In the records that follow, show each line where the word "than" is present.

====== INPUT RECORDS

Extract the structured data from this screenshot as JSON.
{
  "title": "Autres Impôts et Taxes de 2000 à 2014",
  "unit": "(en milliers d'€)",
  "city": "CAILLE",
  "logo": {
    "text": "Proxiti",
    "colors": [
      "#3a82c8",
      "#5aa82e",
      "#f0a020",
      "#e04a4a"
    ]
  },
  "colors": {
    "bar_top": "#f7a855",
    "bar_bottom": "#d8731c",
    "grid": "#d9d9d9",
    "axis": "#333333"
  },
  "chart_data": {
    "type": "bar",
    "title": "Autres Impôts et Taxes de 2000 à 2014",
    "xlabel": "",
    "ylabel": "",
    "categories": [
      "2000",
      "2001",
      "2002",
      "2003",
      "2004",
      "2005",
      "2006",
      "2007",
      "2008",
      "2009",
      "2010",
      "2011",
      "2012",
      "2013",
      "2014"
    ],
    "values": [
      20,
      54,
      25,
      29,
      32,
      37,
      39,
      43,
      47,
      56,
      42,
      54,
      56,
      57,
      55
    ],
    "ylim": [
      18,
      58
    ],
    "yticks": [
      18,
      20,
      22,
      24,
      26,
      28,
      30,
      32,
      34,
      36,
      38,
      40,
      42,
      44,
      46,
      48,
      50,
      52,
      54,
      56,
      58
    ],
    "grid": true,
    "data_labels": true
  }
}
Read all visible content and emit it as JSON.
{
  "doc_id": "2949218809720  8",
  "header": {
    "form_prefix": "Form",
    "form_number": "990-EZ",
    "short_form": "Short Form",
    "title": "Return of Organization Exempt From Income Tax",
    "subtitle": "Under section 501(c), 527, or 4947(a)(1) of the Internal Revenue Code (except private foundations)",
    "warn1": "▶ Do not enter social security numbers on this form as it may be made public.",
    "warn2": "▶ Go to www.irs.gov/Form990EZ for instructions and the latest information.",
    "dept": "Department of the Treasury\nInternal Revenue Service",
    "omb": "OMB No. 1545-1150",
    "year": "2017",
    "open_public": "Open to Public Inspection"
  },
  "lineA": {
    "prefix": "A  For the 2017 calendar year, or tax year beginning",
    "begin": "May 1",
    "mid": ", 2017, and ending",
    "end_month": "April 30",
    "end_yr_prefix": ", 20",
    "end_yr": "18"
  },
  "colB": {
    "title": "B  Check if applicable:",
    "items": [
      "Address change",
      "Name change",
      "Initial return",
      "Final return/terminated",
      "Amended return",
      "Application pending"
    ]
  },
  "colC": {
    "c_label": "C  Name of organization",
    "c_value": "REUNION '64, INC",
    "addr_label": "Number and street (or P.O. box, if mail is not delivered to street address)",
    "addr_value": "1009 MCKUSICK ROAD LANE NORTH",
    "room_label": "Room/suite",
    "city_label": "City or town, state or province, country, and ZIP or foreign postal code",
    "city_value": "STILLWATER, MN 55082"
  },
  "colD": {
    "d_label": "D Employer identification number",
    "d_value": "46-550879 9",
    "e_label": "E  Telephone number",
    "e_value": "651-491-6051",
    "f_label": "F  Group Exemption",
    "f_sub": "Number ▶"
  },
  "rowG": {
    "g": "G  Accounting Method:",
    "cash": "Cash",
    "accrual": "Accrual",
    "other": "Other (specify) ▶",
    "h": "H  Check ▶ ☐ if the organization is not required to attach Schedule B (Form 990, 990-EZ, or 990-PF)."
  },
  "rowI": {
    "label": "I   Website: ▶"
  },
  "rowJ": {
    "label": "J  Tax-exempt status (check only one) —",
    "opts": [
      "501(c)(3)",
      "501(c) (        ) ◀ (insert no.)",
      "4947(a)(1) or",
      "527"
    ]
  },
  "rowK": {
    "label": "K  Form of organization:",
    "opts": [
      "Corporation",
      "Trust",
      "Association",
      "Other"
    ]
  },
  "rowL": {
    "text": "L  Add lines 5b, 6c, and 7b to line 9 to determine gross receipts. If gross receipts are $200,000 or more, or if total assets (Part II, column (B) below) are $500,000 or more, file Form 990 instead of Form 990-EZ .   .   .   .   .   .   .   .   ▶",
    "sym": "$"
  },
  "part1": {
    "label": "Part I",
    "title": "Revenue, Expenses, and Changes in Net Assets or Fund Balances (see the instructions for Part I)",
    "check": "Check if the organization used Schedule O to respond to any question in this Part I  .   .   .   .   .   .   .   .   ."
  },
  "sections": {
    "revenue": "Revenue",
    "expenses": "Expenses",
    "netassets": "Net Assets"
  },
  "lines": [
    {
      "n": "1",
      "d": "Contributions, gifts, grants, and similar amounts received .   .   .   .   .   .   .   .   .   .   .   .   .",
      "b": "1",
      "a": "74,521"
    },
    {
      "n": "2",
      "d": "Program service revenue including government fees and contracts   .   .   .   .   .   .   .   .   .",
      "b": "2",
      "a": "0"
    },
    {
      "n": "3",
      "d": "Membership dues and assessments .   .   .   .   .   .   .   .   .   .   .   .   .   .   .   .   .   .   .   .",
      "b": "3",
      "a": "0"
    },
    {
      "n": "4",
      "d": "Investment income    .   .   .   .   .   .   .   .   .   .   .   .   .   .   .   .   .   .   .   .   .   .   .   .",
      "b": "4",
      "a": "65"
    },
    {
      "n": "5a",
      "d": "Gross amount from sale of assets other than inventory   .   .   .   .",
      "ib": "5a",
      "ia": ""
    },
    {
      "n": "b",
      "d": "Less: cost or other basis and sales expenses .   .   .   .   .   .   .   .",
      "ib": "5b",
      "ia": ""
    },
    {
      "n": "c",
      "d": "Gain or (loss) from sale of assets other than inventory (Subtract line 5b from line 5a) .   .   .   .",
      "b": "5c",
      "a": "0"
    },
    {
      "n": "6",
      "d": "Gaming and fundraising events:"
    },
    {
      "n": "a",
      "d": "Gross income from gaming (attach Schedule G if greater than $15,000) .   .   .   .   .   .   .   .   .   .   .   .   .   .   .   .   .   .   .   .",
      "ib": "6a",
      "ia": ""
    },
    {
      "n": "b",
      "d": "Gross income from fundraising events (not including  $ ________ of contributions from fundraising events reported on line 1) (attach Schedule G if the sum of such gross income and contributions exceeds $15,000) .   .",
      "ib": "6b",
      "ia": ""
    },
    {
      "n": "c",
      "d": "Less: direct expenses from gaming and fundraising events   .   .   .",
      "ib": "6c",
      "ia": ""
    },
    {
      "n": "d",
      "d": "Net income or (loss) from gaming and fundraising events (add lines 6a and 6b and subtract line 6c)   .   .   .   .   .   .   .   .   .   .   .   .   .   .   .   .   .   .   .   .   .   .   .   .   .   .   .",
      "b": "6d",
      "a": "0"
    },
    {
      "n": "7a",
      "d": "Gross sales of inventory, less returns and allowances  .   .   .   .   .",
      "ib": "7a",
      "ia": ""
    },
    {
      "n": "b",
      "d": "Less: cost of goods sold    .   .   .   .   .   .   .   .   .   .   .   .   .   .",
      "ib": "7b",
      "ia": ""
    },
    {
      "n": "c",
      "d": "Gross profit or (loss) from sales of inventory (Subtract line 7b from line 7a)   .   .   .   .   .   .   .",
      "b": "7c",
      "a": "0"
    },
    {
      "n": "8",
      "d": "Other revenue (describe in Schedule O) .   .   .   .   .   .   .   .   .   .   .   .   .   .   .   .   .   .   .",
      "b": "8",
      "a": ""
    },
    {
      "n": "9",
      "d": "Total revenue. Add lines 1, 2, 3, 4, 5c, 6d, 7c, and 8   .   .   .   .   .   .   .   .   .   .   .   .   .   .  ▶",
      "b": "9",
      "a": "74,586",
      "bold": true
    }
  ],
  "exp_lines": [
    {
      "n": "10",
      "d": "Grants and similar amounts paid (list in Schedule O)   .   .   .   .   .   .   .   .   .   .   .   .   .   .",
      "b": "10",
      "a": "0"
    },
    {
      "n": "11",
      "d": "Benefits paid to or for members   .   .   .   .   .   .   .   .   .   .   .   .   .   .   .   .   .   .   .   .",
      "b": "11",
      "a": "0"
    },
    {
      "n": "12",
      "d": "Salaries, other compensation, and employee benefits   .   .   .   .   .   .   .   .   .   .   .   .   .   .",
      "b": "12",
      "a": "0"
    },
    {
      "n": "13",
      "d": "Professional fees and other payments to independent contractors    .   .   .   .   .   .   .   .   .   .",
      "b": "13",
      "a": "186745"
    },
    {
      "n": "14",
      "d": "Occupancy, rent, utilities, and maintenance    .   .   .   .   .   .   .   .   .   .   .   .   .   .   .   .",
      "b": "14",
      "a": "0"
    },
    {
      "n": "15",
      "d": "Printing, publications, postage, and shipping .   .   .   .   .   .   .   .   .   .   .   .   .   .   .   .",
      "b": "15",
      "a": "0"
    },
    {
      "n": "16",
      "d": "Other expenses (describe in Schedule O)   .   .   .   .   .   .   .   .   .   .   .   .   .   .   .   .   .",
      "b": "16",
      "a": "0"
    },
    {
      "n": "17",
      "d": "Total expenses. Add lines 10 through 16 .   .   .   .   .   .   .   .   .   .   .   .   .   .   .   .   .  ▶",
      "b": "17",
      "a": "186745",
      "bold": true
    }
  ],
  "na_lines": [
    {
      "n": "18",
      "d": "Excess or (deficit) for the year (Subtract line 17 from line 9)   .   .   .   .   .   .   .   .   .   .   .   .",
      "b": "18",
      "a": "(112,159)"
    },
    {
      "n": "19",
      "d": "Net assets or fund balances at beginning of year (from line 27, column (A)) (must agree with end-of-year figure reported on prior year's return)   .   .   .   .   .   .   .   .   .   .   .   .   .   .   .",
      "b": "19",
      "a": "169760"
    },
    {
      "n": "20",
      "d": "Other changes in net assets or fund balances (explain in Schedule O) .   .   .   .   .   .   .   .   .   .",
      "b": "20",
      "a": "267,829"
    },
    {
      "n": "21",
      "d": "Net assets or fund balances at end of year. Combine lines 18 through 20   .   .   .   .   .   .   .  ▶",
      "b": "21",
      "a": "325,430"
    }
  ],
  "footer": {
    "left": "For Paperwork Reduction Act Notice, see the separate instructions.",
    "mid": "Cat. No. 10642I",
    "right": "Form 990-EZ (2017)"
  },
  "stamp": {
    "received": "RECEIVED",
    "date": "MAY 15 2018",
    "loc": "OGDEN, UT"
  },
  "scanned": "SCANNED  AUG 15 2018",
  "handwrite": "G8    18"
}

============

COMPLETE OUTPUT |
      "d": "Gross amount from sale of assets other than inventory   .   .   .   .",
      "d": "Gain or (loss) from sale of assets other than inventory (Subtract line 5b from line 5a) .   .   .   .",
      "d": "Gross income from gaming (attach Schedule G if greater than $15,000) .   .   .   .   .   .   .   .   .   .   .   .   .   .   .   .   .   .   .   .",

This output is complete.